[EXTRAIT DU DOCUMENT]:

****

Alors que le Projet de loi de finances est habituellement présenté en septembre, le chef du gouvernement a promis "un calendrier beaucoup plus ambitieux et beaucoup plus exigeant qui va permettre de rassembler toutes les contributions, toutes les suggestions, toutes les consultations".
""Notre but, c'est que ces grandes orientations et ces grands choix soient proposés (...) avant le 14 juillet", a-t-il indiqué.
"OPÉRATION DE COMMUNICATION"
Pour 2025, le gouvernement a abaissé sa prévision de croissance du produit intérieur brut (PIB) pour cette année à 0,7%, contre 0,9% auparavant, tout en maintenant sa trajectoire de réduction du déficit public afin de le ramener sous le seuil de 3% du PIB en 2029.
Soit un déficit public attendu à 5,4% du PIB cette année, puis à 4,6% l'an prochain.
Pour rentrer dans les clous budgétaires, un effort "très considérable" de 40 milliards d'euros pour 2026 a été annoncé dimanche par le ministre de l'Economie, Eric Lombard, selon qui cet ajustement passera essentiellement par une réduction de la dépense publique.
Mais aucun détail sur ces économies attendues n'a été dévoilé au cours de la conférence de presse de François Bayrou.
Regrettant être le "figurant d'une opération de communication", le député La France insoumise (LFI) et président de la commission des Finances à l'Assemblée nationale Eric Coquerel a déploré un "exercice de propagande plus que de vérité".

****

[DONNÉES FOURNIES]:
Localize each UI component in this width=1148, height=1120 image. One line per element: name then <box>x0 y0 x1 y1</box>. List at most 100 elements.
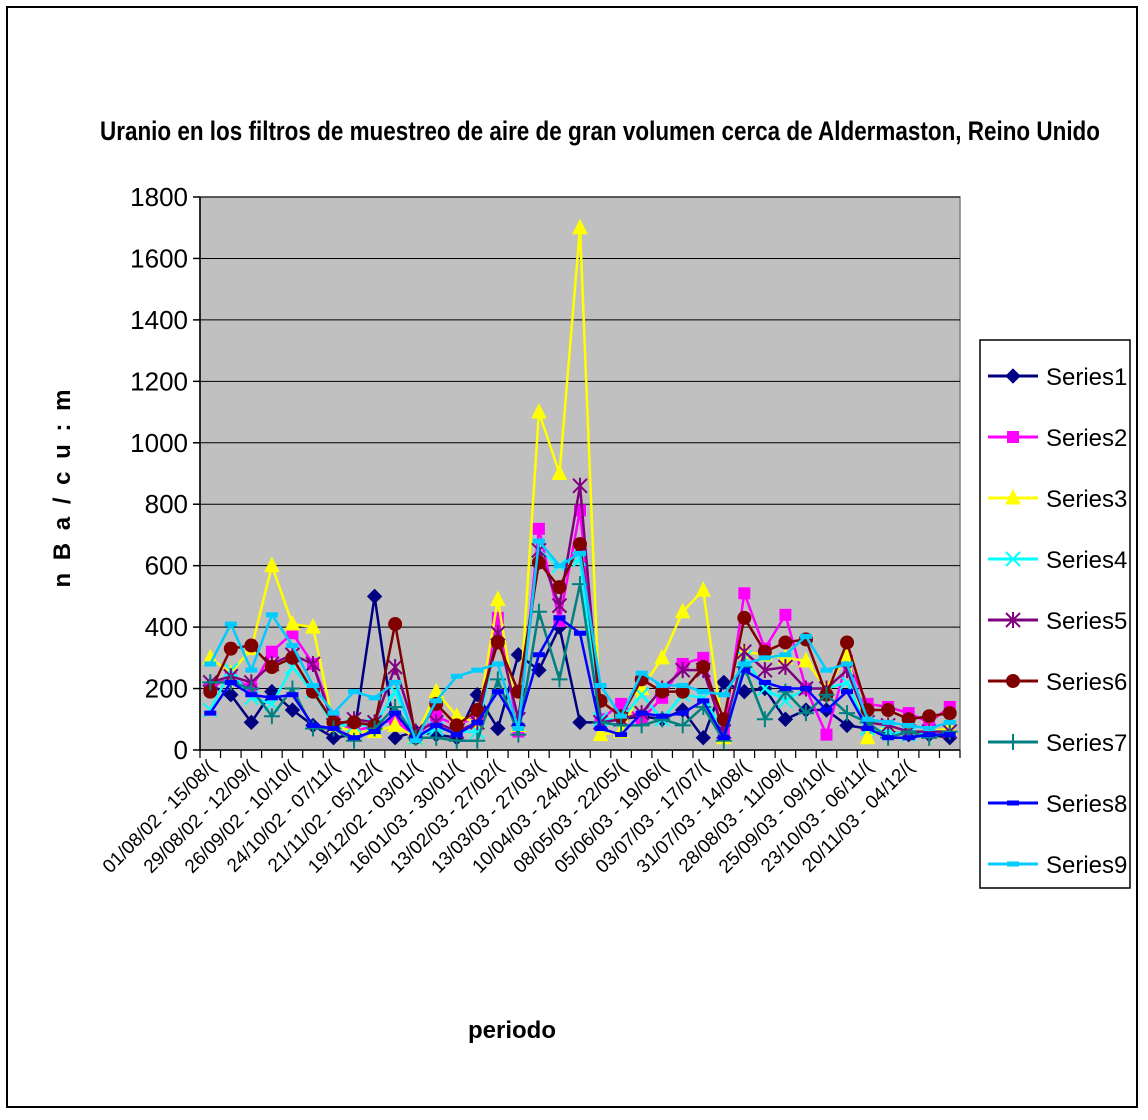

****

[CONSIGNES ÉCRITES]:
A) Pouvez-vous reproduire à l'identique le passage de l'extrait sur les finances publiques, en commençant par « Pour 2025, le » et en continuant jusqu'à « de François Bayrou. » ?
B) Pourriez-vous poursuivre l'extrait sur les finances publiques à partir de sa dernière phrase ?

[RÉSULTATS DE L'EXERCICE]:
A)
Pour 2025, le gouvernement a abaissé sa prévision de croissance du produit intérieur brut (PIB) pour cette année à 0,7%, contre 0,9% auparavant, tout en maintenant sa trajectoire de réduction du déficit public afin de le ramener sous le seuil de 3% du PIB en 2029.
Soit un déficit public attendu à 5,4% du PIB cette année, puis à 4,6% l'an prochain.
Pour rentrer dans les clous budgétaires, un effort "très considérable" de 40 milliards d'euros pour 2026 a été annoncé dimanche par le ministre de l'Economie, Eric Lombard, selon qui cet ajustement passera essentiellement par une réduction de la dépense publique.
Mais aucun détail sur ces économies attendues n'a été dévoilé au cours de la conférence de presse de François Bayrou.

B)
La formation d'extrême-gauche a déjà menacé de déposer une nouvelle motion de censure contre le gouvernement, une mise en garde également reprise par le Rassemblement national (RN) et le Parti socialiste (PS).
La secrétaire générale de la CGT Sophie Binet a elle aussi dénoncé un "exercice de communication", sans dialogue ni annonces.
"Le gouvernement a un tabou, c'est celui des recettes", a-t-elle pointé, notant le refus de l'exécutif de taxer le patrimoine et les dividendes ou d'augmenter les impôts pour les plus aisés.
Du côté de la CFDT, la secrétaire générale du syndicat, Maryse Léon, a regretté pour sa part une vision uniquement "comptable" des finances publiques et plaidé pour que les "efforts soient partagés".
"On ne fait pas un budget uniquement avec un tableur Excel", a-t-elle tancé, défendant un "enjeu de justice sociale".